# [Records for this task]
_ _ _

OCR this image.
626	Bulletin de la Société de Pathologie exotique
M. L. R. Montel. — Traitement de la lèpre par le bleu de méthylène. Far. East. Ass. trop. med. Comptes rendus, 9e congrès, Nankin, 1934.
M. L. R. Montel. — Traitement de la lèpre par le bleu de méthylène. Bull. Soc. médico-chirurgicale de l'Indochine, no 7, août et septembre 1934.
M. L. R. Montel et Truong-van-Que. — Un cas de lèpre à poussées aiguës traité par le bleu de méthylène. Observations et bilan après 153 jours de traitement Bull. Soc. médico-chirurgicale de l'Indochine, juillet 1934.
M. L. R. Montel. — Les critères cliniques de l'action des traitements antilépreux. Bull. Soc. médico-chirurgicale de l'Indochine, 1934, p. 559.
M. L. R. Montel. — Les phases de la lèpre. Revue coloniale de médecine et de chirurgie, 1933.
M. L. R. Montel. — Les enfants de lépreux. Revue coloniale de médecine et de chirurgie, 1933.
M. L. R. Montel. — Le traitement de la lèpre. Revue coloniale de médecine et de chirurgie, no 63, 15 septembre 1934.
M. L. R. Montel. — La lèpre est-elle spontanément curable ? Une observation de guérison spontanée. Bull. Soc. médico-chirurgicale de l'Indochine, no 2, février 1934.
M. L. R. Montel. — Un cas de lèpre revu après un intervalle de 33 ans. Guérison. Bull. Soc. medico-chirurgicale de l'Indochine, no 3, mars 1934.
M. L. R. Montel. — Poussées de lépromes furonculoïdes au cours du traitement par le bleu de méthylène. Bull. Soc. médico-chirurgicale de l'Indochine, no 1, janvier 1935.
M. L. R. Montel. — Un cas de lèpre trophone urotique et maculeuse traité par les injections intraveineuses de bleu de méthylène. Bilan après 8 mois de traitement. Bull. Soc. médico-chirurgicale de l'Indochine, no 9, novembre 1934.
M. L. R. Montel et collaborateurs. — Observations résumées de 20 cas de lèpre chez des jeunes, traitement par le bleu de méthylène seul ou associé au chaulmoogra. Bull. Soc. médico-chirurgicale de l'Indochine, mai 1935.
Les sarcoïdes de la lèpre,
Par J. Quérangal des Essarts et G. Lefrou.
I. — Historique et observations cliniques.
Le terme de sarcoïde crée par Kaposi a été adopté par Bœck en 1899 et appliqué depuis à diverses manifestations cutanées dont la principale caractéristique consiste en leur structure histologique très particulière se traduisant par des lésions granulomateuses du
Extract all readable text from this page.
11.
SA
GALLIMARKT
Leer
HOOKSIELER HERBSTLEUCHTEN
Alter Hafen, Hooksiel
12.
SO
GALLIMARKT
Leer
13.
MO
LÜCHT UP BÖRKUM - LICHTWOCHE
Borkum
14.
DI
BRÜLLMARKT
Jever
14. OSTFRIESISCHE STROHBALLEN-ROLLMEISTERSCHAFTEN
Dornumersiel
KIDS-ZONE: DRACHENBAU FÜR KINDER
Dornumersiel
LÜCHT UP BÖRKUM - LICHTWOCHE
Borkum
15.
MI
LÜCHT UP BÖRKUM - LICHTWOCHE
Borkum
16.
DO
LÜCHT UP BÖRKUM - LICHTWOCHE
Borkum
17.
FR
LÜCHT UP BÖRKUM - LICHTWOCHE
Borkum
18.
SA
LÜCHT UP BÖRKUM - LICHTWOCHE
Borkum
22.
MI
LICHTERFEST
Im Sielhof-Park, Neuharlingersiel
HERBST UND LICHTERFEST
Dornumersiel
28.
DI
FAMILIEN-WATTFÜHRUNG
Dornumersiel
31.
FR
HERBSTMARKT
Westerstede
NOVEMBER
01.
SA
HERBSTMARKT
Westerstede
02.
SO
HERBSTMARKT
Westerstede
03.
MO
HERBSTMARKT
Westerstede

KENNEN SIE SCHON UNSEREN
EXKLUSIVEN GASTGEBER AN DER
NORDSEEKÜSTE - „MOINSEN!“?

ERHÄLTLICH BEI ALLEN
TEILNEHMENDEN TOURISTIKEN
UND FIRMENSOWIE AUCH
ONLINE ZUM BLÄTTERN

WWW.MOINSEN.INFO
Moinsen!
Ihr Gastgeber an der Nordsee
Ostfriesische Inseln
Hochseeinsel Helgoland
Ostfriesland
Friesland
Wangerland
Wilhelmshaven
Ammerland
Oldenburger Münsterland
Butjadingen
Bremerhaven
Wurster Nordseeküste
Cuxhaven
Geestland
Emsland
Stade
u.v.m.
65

_ _ _

Every line of the material must be returned exactly as it appears.

OCR this image.
626	Bulletin de la Société de Pathologie exotique
M. L. R. Montel. — Traitement de la lèpre par le bleu de méthylène. Far. East. Ass. trop. med. Comptes rendus, 9e congrès, Nankin, 1934.
M. L. R. Montel. — Traitement de la lèpre par le bleu de méthylène. Bull. Soc. médico-chirurgicale de l'Indochine, no 7, août et septembre 1934.
M. L. R. Montel et Truong-van-Que. — Un cas de lèpre à poussées aiguës traité par le bleu de méthylène. Observations et bilan après 153 jours de traitement Bull. Soc. médico-chirurgicale de l'Indochine, juillet 1934.
M. L. R. Montel. — Les critères cliniques de l'action des traitements antilépreux. Bull. Soc. médico-chirurgicale de l'Indochine, 1934, p. 559.
M. L. R. Montel. — Les phases de la lèpre. Revue coloniale de médecine et de chirurgie, 1933.
M. L. R. Montel. — Les enfants de lépreux. Revue coloniale de médecine et de chirurgie, 1933.
M. L. R. Montel. — Le traitement de la lèpre. Revue coloniale de médecine et de chirurgie, no 63, 15 septembre 1934.
M. L. R. Montel. — La lèpre est-elle spontanément curable ? Une observation de guérison spontanée. Bull. Soc. médico-chirurgicale de l'Indochine, no 2, février 1934.
M. L. R. Montel. — Un cas de lèpre revu après un intervalle de 33 ans. Guérison. Bull. Soc. medico-chirurgicale de l'Indochine, no 3, mars 1934.
M. L. R. Montel. — Poussées de lépromes furonculoïdes au cours du traitement par le bleu de méthylène. Bull. Soc. médico-chirurgicale de l'Indochine, no 1, janvier 1935.
M. L. R. Montel. — Un cas de lèpre trophone urotique et maculeuse traité par les injections intraveineuses de bleu de méthylène. Bilan après 8 mois de traitement. Bull. Soc. médico-chirurgicale de l'Indochine, no 9, novembre 1934.
M. L. R. Montel et collaborateurs. — Observations résumées de 20 cas de lèpre chez des jeunes, traitement par le bleu de méthylène seul ou associé au chaulmoogra. Bull. Soc. médico-chirurgicale de l'Indochine, mai 1935.
Les sarcoïdes de la lèpre,
Par J. Quérangal des Essarts et G. Lefrou.
I. — Historique et observations cliniques.
Le terme de sarcoïde crée par Kaposi a été adopté par Bœck en 1899 et appliqué depuis à diverses manifestations cutanées dont la principale caractéristique consiste en leur structure histologique très particulière se traduisant par des lésions granulomateuses du
Extract all readable text from this page.
11.
SA
GALLIMARKT
Leer
HOOKSIELER HERBSTLEUCHTEN
Alter Hafen, Hooksiel
12.
SO
GALLIMARKT
Leer
13.
MO
LÜCHT UP BÖRKUM - LICHTWOCHE
Borkum
14.
DI
BRÜLLMARKT
Jever
14. OSTFRIESISCHE STROHBALLEN-ROLLMEISTERSCHAFTEN
Dornumersiel
KIDS-ZONE: DRACHENBAU FÜR KINDER
Dornumersiel
LÜCHT UP BÖRKUM - LICHTWOCHE
Borkum
15.
MI
LÜCHT UP BÖRKUM - LICHTWOCHE
Borkum
16.
DO
LÜCHT UP BÖRKUM - LICHTWOCHE
Borkum
17.
FR
LÜCHT UP BÖRKUM - LICHTWOCHE
Borkum
18.
SA
LÜCHT UP BÖRKUM - LICHTWOCHE
Borkum
22.
MI
LICHTERFEST
Im Sielhof-Park, Neuharlingersiel
HERBST UND LICHTERFEST
Dornumersiel
28.
DI
FAMILIEN-WATTFÜHRUNG
Dornumersiel
31.
FR
HERBSTMARKT
Westerstede
NOVEMBER
01.
SA
HERBSTMARKT
Westerstede
02.
SO
HERBSTMARKT
Westerstede
03.
MO
HERBSTMARKT
Westerstede

KENNEN SIE SCHON UNSEREN
EXKLUSIVEN GASTGEBER AN DER
NORDSEEKÜSTE - „MOINSEN!“?

ERHÄLTLICH BEI ALLEN
TEILNEHMENDEN TOURISTIKEN
UND FIRMENSOWIE AUCH
ONLINE ZUM BLÄTTERN

WWW.MOINSEN.INFO
Moinsen!
Ihr Gastgeber an der Nordsee
Ostfriesische Inseln
Hochseeinsel Helgoland
Ostfriesland
Friesland
Wangerland
Wilhelmshaven
Ammerland
Oldenburger Münsterland
Butjadingen
Bremerhaven
Wurster Nordseeküste
Cuxhaven
Geestland
Emsland
Stade
u.v.m.
65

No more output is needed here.